An exact copy of every record is needed.

------ Material provided ------

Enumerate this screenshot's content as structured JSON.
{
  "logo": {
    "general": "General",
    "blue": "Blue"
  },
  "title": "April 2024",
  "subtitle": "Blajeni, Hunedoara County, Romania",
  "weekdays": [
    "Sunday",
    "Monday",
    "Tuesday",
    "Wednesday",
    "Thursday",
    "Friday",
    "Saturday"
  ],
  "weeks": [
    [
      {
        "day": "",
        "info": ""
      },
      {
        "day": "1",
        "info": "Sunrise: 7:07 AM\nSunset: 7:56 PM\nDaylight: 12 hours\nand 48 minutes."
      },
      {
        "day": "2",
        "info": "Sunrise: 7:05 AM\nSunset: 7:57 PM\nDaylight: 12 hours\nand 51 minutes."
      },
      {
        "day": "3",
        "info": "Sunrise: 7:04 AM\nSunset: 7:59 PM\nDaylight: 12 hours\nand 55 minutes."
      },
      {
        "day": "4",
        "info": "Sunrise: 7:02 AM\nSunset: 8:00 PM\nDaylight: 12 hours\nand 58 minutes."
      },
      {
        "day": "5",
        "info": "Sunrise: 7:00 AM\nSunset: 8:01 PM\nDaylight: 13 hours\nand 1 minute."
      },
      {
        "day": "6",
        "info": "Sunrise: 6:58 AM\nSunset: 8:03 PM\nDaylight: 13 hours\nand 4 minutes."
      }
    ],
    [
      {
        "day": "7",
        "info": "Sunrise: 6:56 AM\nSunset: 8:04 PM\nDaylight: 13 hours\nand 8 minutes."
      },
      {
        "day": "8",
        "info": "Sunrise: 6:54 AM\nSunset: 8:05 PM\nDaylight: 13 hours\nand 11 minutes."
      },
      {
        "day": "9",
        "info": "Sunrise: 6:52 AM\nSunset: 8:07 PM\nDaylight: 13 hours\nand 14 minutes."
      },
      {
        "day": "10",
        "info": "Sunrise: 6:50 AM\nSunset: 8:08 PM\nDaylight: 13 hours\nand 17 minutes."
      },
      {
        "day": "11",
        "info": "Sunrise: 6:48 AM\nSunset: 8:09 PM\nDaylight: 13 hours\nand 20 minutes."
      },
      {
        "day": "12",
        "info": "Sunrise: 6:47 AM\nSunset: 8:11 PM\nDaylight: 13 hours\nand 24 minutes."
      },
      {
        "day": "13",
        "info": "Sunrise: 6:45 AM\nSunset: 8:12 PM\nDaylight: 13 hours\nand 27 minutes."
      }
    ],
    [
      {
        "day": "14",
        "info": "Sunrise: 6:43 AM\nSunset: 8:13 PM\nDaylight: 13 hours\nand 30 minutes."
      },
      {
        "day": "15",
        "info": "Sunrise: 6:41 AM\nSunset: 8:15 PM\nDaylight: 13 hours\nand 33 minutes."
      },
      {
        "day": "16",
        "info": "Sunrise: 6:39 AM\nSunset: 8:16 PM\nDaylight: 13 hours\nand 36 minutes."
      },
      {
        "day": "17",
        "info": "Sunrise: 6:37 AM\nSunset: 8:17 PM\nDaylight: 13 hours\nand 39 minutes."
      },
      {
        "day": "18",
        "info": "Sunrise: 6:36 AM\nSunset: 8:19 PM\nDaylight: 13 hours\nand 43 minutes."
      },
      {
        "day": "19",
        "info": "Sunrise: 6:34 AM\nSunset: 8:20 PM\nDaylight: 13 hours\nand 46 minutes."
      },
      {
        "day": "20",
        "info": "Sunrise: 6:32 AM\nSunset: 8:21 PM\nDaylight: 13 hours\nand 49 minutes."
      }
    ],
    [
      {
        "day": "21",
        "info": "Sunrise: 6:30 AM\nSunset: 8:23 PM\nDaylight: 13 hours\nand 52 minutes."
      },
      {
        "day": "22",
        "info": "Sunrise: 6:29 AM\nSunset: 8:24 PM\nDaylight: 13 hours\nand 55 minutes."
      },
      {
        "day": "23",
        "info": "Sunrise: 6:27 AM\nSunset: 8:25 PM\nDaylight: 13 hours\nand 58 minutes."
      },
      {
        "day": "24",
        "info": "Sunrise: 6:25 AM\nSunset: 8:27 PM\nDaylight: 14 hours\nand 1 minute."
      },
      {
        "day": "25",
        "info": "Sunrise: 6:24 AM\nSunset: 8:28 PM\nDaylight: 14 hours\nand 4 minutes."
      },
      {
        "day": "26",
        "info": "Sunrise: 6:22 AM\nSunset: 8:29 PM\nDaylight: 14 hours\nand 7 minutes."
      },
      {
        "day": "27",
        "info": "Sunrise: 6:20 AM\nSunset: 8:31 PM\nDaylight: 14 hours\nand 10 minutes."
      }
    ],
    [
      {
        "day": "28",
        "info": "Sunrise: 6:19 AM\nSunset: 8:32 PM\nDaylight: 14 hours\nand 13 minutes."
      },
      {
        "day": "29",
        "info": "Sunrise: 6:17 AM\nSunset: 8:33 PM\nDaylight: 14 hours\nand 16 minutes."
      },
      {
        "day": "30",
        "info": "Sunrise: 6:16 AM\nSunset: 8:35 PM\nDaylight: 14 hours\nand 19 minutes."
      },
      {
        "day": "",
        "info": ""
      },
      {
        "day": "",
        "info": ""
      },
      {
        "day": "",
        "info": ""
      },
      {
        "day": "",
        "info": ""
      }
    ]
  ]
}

------

Completed task
Enumerate this screenshot's content as structured JSON.
{
  "logo": {
    "general": "General",
    "blue": "Blue"
  },
  "title": "April 2024",
  "subtitle": "Blajeni, Hunedoara County, Romania",
  "weekdays": [
    "Sunday",
    "Monday",
    "Tuesday",
    "Wednesday",
    "Thursday",
    "Friday",
    "Saturday"
  ],
  "weeks": [
    [
      {
        "day": "",
        "info": ""
      },
      {
        "day": "1",
        "info": "Sunrise: 7:07 AM\nSunset: 7:56 PM\nDaylight: 12 hours\nand 48 minutes."
      },
      {
        "day": "2",
        "info": "Sunrise: 7:05 AM\nSunset: 7:57 PM\nDaylight: 12 hours\nand 51 minutes."
      },
      {
        "day": "3",
        "info": "Sunrise: 7:04 AM\nSunset: 7:59 PM\nDaylight: 12 hours\nand 55 minutes."
      },
      {
        "day": "4",
        "info": "Sunrise: 7:02 AM\nSunset: 8:00 PM\nDaylight: 12 hours\nand 58 minutes."
      },
      {
        "day": "5",
        "info": "Sunrise: 7:00 AM\nSunset: 8:01 PM\nDaylight: 13 hours\nand 1 minute."
      },
      {
        "day": "6",
        "info": "Sunrise: 6:58 AM\nSunset: 8:03 PM\nDaylight: 13 hours\nand 4 minutes."
      }
    ],
    [
      {
        "day": "7",
        "info": "Sunrise: 6:56 AM\nSunset: 8:04 PM\nDaylight: 13 hours\nand 8 minutes."
      },
      {
        "day": "8",
        "info": "Sunrise: 6:54 AM\nSunset: 8:05 PM\nDaylight: 13 hours\nand 11 minutes."
      },
      {
        "day": "9",
        "info": "Sunrise: 6:52 AM\nSunset: 8:07 PM\nDaylight: 13 hours\nand 14 minutes."
      },
      {
        "day": "10",
        "info": "Sunrise: 6:50 AM\nSunset: 8:08 PM\nDaylight: 13 hours\nand 17 minutes."
      },
      {
        "day": "11",
        "info": "Sunrise: 6:48 AM\nSunset: 8:09 PM\nDaylight: 13 hours\nand 20 minutes."
      },
      {
        "day": "12",
        "info": "Sunrise: 6:47 AM\nSunset: 8:11 PM\nDaylight: 13 hours\nand 24 minutes."
      },
      {
        "day": "13",
        "info": "Sunrise: 6:45 AM\nSunset: 8:12 PM\nDaylight: 13 hours\nand 27 minutes."
      }
    ],
    [
      {
        "day": "14",
        "info": "Sunrise: 6:43 AM\nSunset: 8:13 PM\nDaylight: 13 hours\nand 30 minutes."
      },
      {
        "day": "15",
        "info": "Sunrise: 6:41 AM\nSunset: 8:15 PM\nDaylight: 13 hours\nand 33 minutes."
      },
      {
        "day": "16",
        "info": "Sunrise: 6:39 AM\nSunset: 8:16 PM\nDaylight: 13 hours\nand 36 minutes."
      },
      {
        "day": "17",
        "info": "Sunrise: 6:37 AM\nSunset: 8:17 PM\nDaylight: 13 hours\nand 39 minutes."
      },
      {
        "day": "18",
        "info": "Sunrise: 6:36 AM\nSunset: 8:19 PM\nDaylight: 13 hours\nand 43 minutes."
      },
      {
        "day": "19",
        "info": "Sunrise: 6:34 AM\nSunset: 8:20 PM\nDaylight: 13 hours\nand 46 minutes."
      },
      {
        "day": "20",
        "info": "Sunrise: 6:32 AM\nSunset: 8:21 PM\nDaylight: 13 hours\nand 49 minutes."
      }
    ],
    [
      {
        "day": "21",
        "info": "Sunrise: 6:30 AM\nSunset: 8:23 PM\nDaylight: 13 hours\nand 52 minutes."
      },
      {
        "day": "22",
        "info": "Sunrise: 6:29 AM\nSunset: 8:24 PM\nDaylight: 13 hours\nand 55 minutes."
      },
      {
        "day": "23",
        "info": "Sunrise: 6:27 AM\nSunset: 8:25 PM\nDaylight: 13 hours\nand 58 minutes."
      },
      {
        "day": "24",
        "info": "Sunrise: 6:25 AM\nSunset: 8:27 PM\nDaylight: 14 hours\nand 1 minute."
      },
      {
        "day": "25",
        "info": "Sunrise: 6:24 AM\nSunset: 8:28 PM\nDaylight: 14 hours\nand 4 minutes."
      },
      {
        "day": "26",
        "info": "Sunrise: 6:22 AM\nSunset: 8:29 PM\nDaylight: 14 hours\nand 7 minutes."
      },
      {
        "day": "27",
        "info": "Sunrise: 6:20 AM\nSunset: 8:31 PM\nDaylight: 14 hours\nand 10 minutes."
      }
    ],
    [
      {
        "day": "28",
        "info": "Sunrise: 6:19 AM\nSunset: 8:32 PM\nDaylight: 14 hours\nand 13 minutes."
      },
      {
        "day": "29",
        "info": "Sunrise: 6:17 AM\nSunset: 8:33 PM\nDaylight: 14 hours\nand 16 minutes."
      },
      {
        "day": "30",
        "info": "Sunrise: 6:16 AM\nSunset: 8:35 PM\nDaylight: 14 hours\nand 19 minutes."
      },
      {
        "day": "",
        "info": ""
      },
      {
        "day": "",
        "info": ""
      },
      {
        "day": "",
        "info": ""
      },
      {
        "day": "",
        "info": ""
      }
    ]
  ]
}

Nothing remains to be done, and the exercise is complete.